• **TASK OBJECTIVE**: Scan the records below. List lines holding "into".

• **RECORDS FOR THE TASK**:

■ ■ ■ ■

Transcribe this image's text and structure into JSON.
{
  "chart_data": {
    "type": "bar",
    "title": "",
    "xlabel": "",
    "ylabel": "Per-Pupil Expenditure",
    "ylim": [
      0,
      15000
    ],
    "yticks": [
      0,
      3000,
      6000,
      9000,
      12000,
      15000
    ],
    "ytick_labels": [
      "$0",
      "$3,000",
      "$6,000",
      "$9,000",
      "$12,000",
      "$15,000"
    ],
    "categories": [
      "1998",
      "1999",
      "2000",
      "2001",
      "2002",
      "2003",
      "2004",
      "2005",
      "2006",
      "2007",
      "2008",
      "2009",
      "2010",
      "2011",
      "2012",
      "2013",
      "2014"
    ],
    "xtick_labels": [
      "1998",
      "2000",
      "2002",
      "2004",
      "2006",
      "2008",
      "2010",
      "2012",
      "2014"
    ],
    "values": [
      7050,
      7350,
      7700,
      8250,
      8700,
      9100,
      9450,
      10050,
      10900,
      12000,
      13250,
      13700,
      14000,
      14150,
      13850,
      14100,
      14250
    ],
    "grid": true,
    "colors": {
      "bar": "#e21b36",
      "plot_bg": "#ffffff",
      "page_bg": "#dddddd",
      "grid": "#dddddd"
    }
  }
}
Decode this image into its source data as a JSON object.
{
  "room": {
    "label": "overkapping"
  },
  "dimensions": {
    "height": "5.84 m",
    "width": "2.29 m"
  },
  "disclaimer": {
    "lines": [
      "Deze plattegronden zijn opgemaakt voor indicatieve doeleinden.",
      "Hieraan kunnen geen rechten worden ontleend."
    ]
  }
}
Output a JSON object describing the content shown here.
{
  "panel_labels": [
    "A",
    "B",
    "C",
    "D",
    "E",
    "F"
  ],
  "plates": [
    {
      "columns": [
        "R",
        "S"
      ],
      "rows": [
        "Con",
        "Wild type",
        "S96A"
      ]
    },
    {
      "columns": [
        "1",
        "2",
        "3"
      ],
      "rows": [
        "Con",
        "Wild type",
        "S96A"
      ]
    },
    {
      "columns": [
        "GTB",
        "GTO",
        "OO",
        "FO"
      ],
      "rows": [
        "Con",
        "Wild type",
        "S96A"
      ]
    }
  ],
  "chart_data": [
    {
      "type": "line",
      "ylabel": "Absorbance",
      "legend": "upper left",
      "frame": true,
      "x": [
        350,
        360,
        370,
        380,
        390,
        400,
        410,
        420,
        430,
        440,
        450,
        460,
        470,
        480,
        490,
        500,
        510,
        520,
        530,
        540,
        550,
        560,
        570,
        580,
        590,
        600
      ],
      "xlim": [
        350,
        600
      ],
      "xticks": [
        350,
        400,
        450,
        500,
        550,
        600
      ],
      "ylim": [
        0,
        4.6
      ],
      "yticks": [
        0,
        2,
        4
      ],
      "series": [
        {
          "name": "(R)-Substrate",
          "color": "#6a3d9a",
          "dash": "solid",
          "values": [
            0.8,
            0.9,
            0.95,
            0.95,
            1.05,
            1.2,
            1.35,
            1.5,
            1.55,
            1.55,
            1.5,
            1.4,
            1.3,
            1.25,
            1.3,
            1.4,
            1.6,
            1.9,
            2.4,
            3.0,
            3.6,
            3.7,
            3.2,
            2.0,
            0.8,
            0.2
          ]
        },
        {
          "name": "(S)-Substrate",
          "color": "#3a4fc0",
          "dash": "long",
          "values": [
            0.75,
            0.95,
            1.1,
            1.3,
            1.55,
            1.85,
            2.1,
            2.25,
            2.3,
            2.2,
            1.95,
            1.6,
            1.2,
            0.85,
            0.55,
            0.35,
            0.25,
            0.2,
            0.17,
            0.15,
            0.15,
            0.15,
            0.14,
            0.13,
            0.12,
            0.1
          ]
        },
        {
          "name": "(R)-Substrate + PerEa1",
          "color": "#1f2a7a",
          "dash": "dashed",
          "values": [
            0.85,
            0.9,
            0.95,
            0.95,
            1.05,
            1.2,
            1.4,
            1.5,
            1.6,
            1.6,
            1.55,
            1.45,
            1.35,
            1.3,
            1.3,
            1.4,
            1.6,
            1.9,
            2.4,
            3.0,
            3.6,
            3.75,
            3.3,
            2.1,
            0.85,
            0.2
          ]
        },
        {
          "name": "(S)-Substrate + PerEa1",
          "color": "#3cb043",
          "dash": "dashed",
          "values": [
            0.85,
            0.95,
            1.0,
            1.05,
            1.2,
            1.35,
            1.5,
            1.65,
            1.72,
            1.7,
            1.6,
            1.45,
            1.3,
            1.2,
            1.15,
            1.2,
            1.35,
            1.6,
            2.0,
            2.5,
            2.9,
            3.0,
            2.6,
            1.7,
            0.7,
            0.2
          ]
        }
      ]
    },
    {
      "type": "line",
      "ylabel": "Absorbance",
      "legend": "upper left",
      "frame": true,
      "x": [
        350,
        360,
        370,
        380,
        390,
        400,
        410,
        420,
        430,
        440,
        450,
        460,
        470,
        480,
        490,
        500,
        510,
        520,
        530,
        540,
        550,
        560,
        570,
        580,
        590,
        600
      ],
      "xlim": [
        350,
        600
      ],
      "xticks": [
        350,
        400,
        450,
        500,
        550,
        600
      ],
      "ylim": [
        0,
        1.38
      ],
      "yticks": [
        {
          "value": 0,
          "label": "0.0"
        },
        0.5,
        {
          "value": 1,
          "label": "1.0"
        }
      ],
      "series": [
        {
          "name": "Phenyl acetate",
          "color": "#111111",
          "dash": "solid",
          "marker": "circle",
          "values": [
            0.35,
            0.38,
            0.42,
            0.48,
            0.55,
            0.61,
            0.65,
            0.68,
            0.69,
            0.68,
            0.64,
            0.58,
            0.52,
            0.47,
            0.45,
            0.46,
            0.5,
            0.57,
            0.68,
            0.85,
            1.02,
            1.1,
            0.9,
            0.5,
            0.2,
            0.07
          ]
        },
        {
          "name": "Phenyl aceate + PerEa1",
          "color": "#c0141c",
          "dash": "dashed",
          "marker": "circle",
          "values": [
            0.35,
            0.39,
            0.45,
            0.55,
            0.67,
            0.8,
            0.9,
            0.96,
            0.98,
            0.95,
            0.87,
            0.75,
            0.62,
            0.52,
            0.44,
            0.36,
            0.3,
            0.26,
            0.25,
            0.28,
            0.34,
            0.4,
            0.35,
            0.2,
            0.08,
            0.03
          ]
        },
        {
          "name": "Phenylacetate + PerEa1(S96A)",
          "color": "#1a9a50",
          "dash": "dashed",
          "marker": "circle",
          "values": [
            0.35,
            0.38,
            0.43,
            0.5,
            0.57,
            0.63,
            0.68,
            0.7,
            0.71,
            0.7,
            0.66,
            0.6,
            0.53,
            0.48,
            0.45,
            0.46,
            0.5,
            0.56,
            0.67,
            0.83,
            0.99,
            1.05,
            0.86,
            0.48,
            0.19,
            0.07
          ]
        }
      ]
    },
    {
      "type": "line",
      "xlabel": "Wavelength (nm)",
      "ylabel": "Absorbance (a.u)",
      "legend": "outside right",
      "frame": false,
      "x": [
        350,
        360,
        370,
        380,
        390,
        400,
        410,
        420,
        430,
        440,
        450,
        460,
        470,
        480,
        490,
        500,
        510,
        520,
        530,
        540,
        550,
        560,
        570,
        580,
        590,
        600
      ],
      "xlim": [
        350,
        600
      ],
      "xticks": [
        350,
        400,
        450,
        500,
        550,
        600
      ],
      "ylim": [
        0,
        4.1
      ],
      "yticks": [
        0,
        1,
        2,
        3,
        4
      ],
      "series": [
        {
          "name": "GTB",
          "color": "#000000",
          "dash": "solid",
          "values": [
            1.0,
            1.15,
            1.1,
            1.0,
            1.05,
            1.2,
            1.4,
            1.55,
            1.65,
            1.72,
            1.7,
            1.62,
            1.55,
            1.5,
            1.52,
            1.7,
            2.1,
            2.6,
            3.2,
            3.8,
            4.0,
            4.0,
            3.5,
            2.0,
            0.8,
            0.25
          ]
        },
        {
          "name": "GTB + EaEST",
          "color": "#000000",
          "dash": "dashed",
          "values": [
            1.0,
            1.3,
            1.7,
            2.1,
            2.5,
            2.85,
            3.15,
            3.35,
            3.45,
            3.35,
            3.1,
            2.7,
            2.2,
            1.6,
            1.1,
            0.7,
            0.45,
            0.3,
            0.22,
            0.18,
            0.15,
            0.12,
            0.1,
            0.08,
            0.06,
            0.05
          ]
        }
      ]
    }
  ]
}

■ ■ ■ ■

• **COMPLETED TASK**:
Transcribe this image's text and structure into JSON.
Decode this image into its source data as a JSON object.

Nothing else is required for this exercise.